Task objective: Using the data below, copy every line that contains the word "Center".

Raw records:
____

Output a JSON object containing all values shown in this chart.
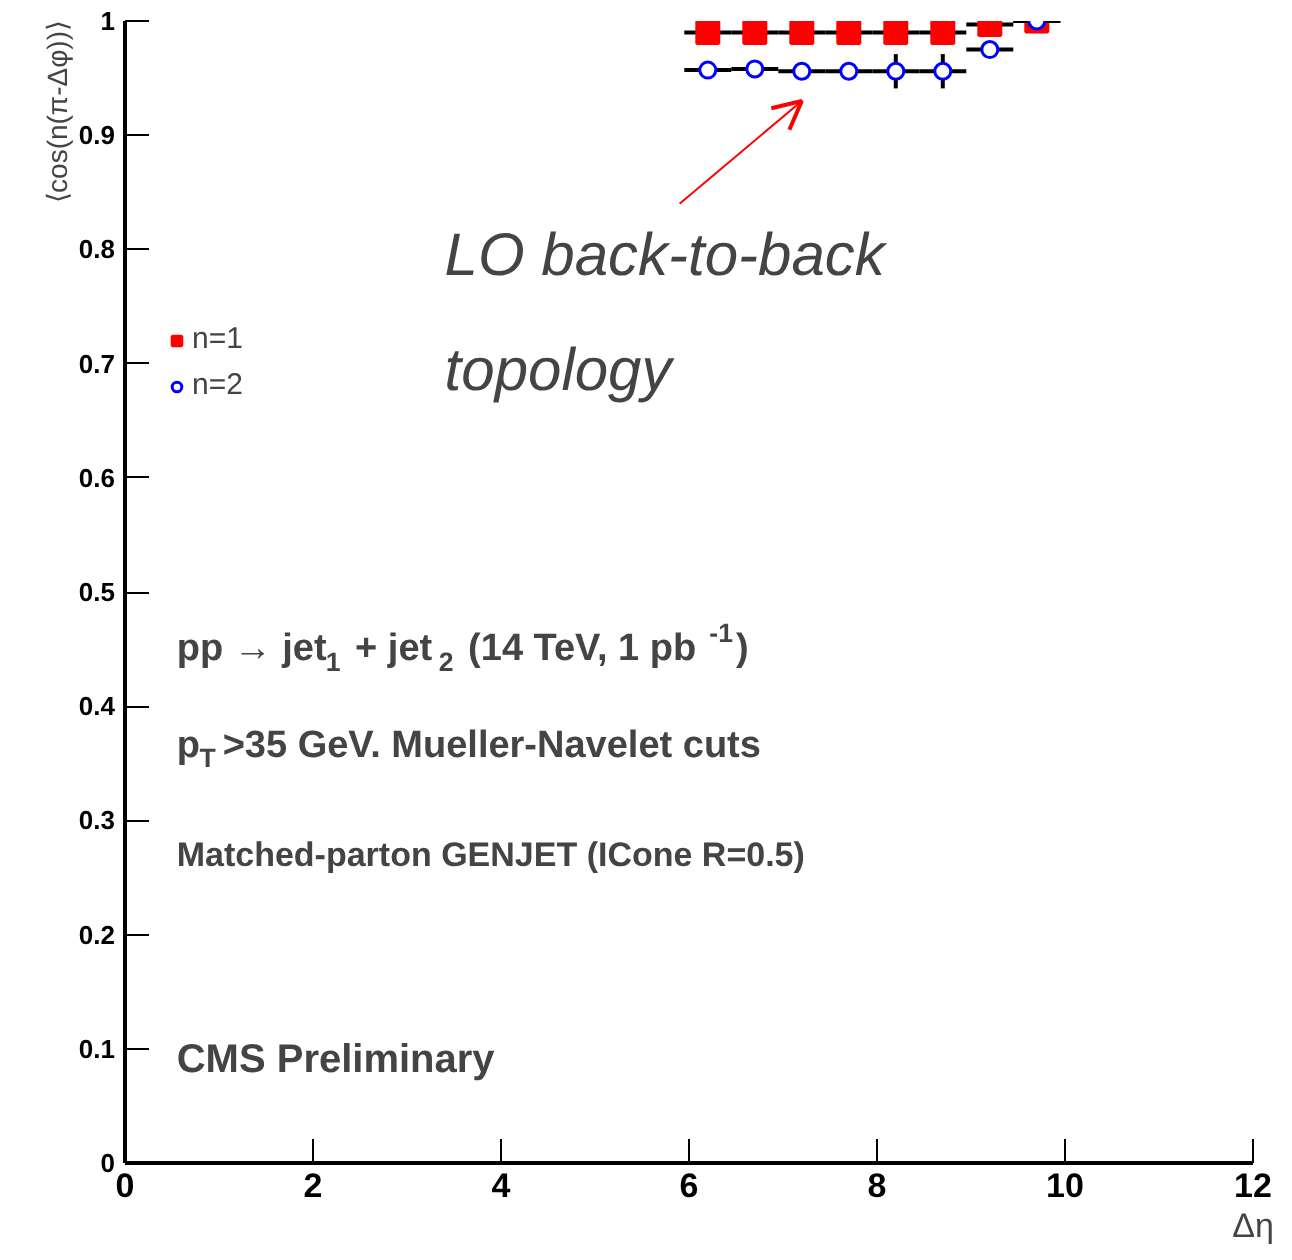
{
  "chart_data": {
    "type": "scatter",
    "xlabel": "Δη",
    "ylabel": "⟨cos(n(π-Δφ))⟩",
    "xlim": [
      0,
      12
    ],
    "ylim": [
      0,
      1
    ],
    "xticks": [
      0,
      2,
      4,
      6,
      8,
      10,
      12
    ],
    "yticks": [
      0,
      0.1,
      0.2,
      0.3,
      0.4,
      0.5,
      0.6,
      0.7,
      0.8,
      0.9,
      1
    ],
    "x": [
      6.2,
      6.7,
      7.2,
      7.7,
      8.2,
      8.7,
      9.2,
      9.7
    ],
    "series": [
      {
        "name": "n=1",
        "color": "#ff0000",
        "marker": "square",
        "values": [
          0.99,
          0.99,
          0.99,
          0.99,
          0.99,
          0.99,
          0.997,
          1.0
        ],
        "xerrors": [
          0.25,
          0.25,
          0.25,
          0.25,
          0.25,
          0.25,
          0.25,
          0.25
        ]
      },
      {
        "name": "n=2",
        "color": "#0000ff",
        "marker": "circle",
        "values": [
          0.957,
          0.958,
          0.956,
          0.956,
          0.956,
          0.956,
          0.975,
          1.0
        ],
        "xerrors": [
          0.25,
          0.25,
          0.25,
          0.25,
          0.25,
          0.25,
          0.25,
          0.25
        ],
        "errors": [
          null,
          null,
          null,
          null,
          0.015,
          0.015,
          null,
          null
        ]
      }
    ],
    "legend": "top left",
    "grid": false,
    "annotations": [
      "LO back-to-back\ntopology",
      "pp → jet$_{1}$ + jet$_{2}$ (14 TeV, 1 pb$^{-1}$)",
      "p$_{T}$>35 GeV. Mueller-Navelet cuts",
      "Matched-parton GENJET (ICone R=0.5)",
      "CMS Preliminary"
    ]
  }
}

____

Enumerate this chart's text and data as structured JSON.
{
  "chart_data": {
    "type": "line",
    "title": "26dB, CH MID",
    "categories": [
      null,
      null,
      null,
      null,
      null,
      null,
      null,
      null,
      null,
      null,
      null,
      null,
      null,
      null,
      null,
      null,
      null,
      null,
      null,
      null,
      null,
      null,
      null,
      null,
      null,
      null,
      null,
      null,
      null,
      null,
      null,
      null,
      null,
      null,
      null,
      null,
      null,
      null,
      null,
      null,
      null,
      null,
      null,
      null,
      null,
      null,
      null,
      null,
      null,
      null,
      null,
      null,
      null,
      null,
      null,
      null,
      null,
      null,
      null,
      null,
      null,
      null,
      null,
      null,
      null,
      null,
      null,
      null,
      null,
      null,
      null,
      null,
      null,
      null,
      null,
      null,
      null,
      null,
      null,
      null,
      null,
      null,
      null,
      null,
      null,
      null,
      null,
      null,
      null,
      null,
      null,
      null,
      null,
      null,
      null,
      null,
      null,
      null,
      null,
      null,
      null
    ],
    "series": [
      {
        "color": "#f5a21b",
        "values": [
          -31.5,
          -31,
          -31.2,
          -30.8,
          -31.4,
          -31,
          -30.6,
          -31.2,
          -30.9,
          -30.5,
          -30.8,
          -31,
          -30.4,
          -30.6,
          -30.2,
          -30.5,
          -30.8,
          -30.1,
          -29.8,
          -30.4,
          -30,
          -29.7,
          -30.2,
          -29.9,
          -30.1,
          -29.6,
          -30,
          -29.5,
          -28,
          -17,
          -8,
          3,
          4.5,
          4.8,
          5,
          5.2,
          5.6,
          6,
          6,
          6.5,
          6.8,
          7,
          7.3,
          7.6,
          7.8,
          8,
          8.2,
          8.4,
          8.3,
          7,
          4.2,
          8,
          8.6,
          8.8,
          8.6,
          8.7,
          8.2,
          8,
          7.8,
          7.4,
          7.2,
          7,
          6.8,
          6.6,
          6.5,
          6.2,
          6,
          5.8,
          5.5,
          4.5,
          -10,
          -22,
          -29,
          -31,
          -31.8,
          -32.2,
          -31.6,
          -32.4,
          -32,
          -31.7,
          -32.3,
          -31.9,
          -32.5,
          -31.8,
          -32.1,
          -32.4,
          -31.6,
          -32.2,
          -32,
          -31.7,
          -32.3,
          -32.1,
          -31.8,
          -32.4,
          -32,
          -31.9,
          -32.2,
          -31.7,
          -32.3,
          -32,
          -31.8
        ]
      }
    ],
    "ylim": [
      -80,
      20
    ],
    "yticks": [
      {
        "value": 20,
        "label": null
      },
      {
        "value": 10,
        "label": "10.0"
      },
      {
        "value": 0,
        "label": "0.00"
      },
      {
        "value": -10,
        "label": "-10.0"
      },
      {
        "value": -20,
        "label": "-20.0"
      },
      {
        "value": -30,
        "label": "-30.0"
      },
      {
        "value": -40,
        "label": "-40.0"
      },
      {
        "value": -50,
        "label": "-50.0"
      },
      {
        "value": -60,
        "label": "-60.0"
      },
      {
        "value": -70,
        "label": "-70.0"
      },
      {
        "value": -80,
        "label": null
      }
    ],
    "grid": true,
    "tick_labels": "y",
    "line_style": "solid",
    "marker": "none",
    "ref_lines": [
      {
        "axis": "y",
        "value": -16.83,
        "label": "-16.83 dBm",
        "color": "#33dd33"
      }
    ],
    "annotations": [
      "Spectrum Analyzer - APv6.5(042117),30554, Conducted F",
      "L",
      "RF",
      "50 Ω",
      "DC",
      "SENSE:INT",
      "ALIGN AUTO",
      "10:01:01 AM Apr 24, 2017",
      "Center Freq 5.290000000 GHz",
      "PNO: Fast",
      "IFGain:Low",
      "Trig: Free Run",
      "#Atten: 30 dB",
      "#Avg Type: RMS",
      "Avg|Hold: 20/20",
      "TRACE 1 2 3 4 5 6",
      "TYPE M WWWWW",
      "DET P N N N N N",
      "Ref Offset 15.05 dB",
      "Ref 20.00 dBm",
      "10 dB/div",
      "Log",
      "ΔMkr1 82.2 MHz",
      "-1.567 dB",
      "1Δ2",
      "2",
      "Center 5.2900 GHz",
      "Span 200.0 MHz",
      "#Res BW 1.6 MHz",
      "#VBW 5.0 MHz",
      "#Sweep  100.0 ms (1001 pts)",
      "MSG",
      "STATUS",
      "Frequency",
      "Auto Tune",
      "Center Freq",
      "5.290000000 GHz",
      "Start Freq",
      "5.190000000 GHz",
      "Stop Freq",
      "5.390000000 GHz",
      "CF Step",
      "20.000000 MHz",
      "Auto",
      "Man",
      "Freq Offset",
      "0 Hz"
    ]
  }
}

____

Output of the task:
      "Center Freq 5.290000000 GHz",
      "Center 5.2900 GHz",
      "Center Freq",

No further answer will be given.